* **Extract to read**
* * * * *
After graduating from Morehouse College in 1979, he enrolled in New York University’s Tisch School of the Arts, to study film production. For his senior project, Lee produced the 45-minute film “Joe’s Bed-Stuy Barbershop: We Cut Heads”, which won the Dramatic Merit Award from the Academy of Motion Picture Arts and Sciences. It also became the first student film to be showcased at the Lincoln Center’s New Directors New Films Festival.
The success of the film encouraged Lee to hire representation at the William Morris Agency, but when no studio contracts from Hollywood came about, he began exploring alternate means of independent financing. In a sense, he was the original Kickstarter, in an interview he jokingly stated, “we actually licked stamps and put pen to paper.”
In 1986, after a series of setbacks, he managed to secure 125,000 dollars to produce the stylish and sexy 1986 comedy “She’s Gotta Have It”. It garnered the Prix de Jeunesse award at Cannes and earned 9 million dollars at the box office. Hollywood soon came calling, and Lee managed to get partial financing from Columbia Pictures for his second feature, “School Daze”. However, Lee was only given a third of the usual Hollywood budget. Fortunately, it remained true to his provocative vision and grossed twice its cost at the box office, despite poor promotion from the studio and unfavorable reviews from critics. With an all-black ensemble cast, the film satirically addressed the class and color divisions within the student body of a black college. It focused mostly on the conflict between the school and the fraternities. Lee was a strong critic of fraternities and sororities and portrayed them as materialistic, irresponsible, and uncaring.
Then in 1989, “Do the Right Thing”, launched Spike to the forefront of the American filmmaking community. The movie portrayed the racial tensions that emerged in the Bed-Stuy neighborhood of Brooklyn, New York on one sweltering hot day. It was the most controversial and talked-about film of the year and eventually went on to earn an Oscar nomination for “Best Screenplay”. The movie was made on a budget of $175,000, and earned more than $7 million at the box office. The film’s success allowed him to start his own production company, 40 Acres & a Mule Filmworks.
* * * * *
* **Direction 1**
List every film title in the Spike Lee excerpt.
* **Direction 2**
From the Spike Lee excerpt, return everything from "After graduating from" down to "New Films Festival.".

* **Available data**
* * * * *
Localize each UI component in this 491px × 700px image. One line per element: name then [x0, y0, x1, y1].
* * * * *
* **Full response 1**
- Joe’s Bed-Stuy Barbershop: We Cut Heads
- She’s Gotta Have It
- School Daze
- Do the Right Thing

* **Full response 2**
After graduating from Morehouse College in 1979, he enrolled in New York University’s Tisch School of the Arts, to study film production. For his senior project, Lee produced the 45-minute film “Joe’s Bed-Stuy Barbershop: We Cut Heads”, which won the Dramatic Merit Award from the Academy of Motion Picture Arts and Sciences. It also became the first student film to be showcased at the Lincoln Center’s New Directors New Films Festival.